Give the material once more, word for word, without any images.

**Provided material**
%%

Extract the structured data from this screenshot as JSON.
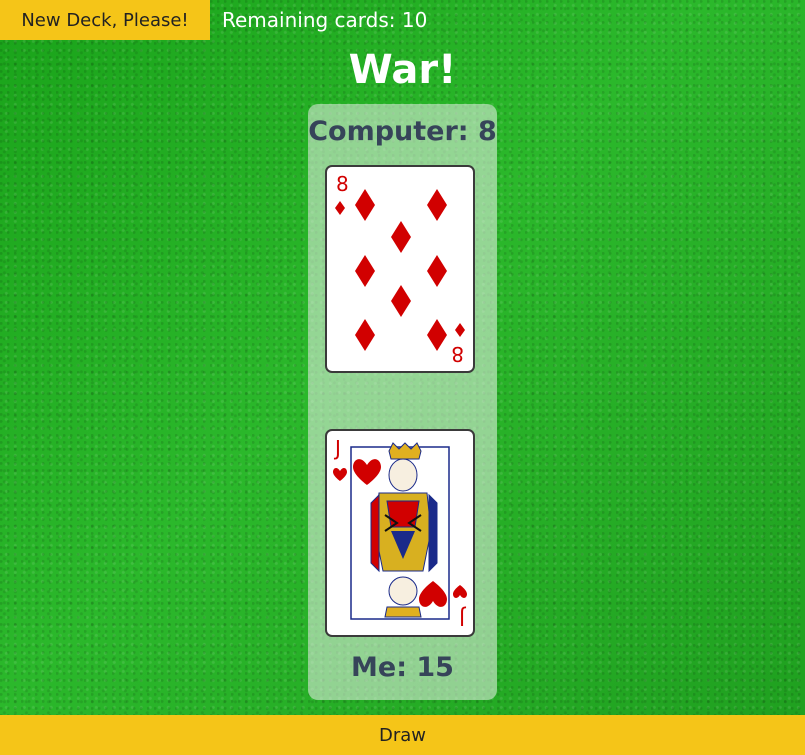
{
  "header": {
    "new_deck_label": "New Deck, Please!",
    "remaining_text": "Remaining cards: 10"
  },
  "title": "War!",
  "computer": {
    "label": "Computer: 8",
    "card": {
      "rank": "8",
      "suit": "diamonds",
      "color": "#d10000"
    }
  },
  "me": {
    "label": "Me: 15",
    "card": {
      "rank": "J",
      "suit": "hearts",
      "color": "#d10000"
    }
  },
  "footer": {
    "draw_label": "Draw"
  },
  "colors": {
    "button_yellow": "#f5c518",
    "table_green": "#2bb82b",
    "label_text": "#364459",
    "card_red": "#d10000"
  }
}
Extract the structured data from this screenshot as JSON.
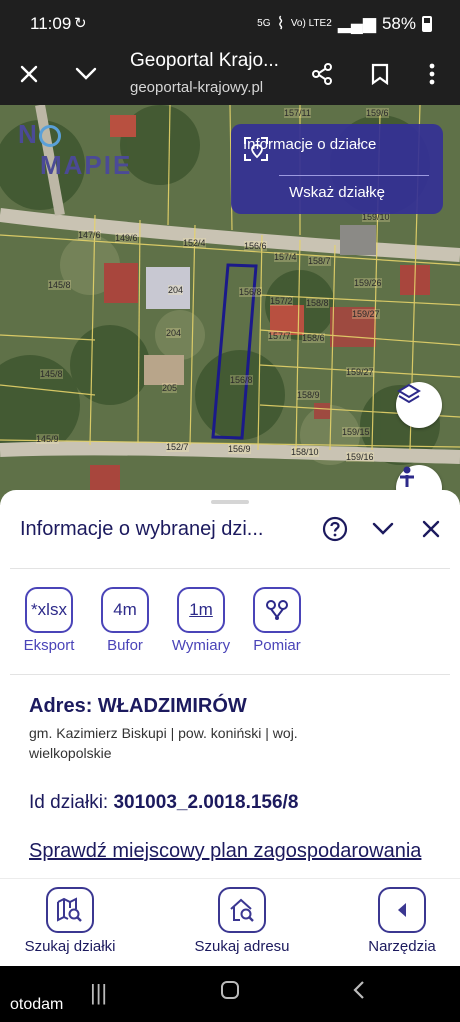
{
  "status_bar": {
    "time": "11:09",
    "network": "5G",
    "lte": "Vo) LTE2",
    "battery": "58%"
  },
  "browser": {
    "title": "Geoportal Krajo...",
    "url": "geoportal-krajowy.pl"
  },
  "map": {
    "logo": {
      "first": "N",
      "second": "MAPIE"
    },
    "panel": {
      "info_label": "Informacje o działce",
      "show_label": "Wskaż działkę"
    },
    "parcels": [
      "157/11",
      "159/6",
      "159/10",
      "147/6",
      "149/6",
      "152/4",
      "156/6",
      "157/4",
      "158/7",
      "145/8",
      "204",
      "156/8",
      "157/2",
      "158/8",
      "159/26",
      "159/27",
      "204",
      "157/7",
      "158/6",
      "145/8",
      "205",
      "156/8",
      "159/27",
      "158/9",
      "145/9",
      "152/7",
      "156/9",
      "158/10",
      "159/15",
      "159/16"
    ]
  },
  "sheet": {
    "title": "Informacje o wybranej dzi...",
    "tools": [
      {
        "icon": "*xlsx",
        "label": "Eksport"
      },
      {
        "icon": "4m",
        "label": "Bufor"
      },
      {
        "icon": "1m",
        "label": "Wymiary"
      },
      {
        "icon": "",
        "label": "Pomiar"
      }
    ],
    "address_key": "Adres:",
    "address_value": "WŁADZIMIRÓW",
    "admin": "gm. Kazimierz Biskupi | pow. koniński | woj. wielkopolskie",
    "parcel_id_key": "Id działki:",
    "parcel_id_value": "301003_2.0018.156/8",
    "plan_link": "Sprawdź miejscowy plan zagospodarowania"
  },
  "bottom_nav": [
    {
      "label": "Szukaj działki"
    },
    {
      "label": "Szukaj adresu"
    },
    {
      "label": "Narzędzia"
    }
  ],
  "system": {
    "watermark": "otodam"
  },
  "colors": {
    "accent": "#3b3791",
    "title": "#1c1a5e",
    "panel": "#3430a0",
    "parcel_outline": "#1b1a8a"
  }
}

%%

**Problem solution**
Extract the structured data from this screenshot as JSON.
{
  "header": {
    "new_deck_label": "New Deck, Please!",
    "remaining_text": "Remaining cards: 10"
  },
  "title": "War!",
  "computer": {
    "label": "Computer: 8",
    "card": {
      "rank": "8",
      "suit": "diamonds",
      "color": "#d10000"
    }
  },
  "me": {
    "label": "Me: 15",
    "card": {
      "rank": "J",
      "suit": "hearts",
      "color": "#d10000"
    }
  },
  "footer": {
    "draw_label": "Draw"
  },
  "colors": {
    "button_yellow": "#f5c518",
    "table_green": "#2bb82b",
    "label_text": "#364459",
    "card_red": "#d10000"
  }
}
Extract the structured data from this screenshot as JSON.
{
  "status_bar": {
    "time": "11:09",
    "network": "5G",
    "lte": "Vo) LTE2",
    "battery": "58%"
  },
  "browser": {
    "title": "Geoportal Krajo...",
    "url": "geoportal-krajowy.pl"
  },
  "map": {
    "logo": {
      "first": "N",
      "second": "MAPIE"
    },
    "panel": {
      "info_label": "Informacje o działce",
      "show_label": "Wskaż działkę"
    },
    "parcels": [
      "157/11",
      "159/6",
      "159/10",
      "147/6",
      "149/6",
      "152/4",
      "156/6",
      "157/4",
      "158/7",
      "145/8",
      "204",
      "156/8",
      "157/2",
      "158/8",
      "159/26",
      "159/27",
      "204",
      "157/7",
      "158/6",
      "145/8",
      "205",
      "156/8",
      "159/27",
      "158/9",
      "145/9",
      "152/7",
      "156/9",
      "158/10",
      "159/15",
      "159/16"
    ]
  },
  "sheet": {
    "title": "Informacje o wybranej dzi...",
    "tools": [
      {
        "icon": "*xlsx",
        "label": "Eksport"
      },
      {
        "icon": "4m",
        "label": "Bufor"
      },
      {
        "icon": "1m",
        "label": "Wymiary"
      },
      {
        "icon": "",
        "label": "Pomiar"
      }
    ],
    "address_key": "Adres:",
    "address_value": "WŁADZIMIRÓW",
    "admin": "gm. Kazimierz Biskupi | pow. koniński | woj. wielkopolskie",
    "parcel_id_key": "Id działki:",
    "parcel_id_value": "301003_2.0018.156/8",
    "plan_link": "Sprawdź miejscowy plan zagospodarowania"
  },
  "bottom_nav": [
    {
      "label": "Szukaj działki"
    },
    {
      "label": "Szukaj adresu"
    },
    {
      "label": "Narzędzia"
    }
  ],
  "system": {
    "watermark": "otodam"
  },
  "colors": {
    "accent": "#3b3791",
    "title": "#1c1a5e",
    "panel": "#3430a0",
    "parcel_outline": "#1b1a8a"
  }
}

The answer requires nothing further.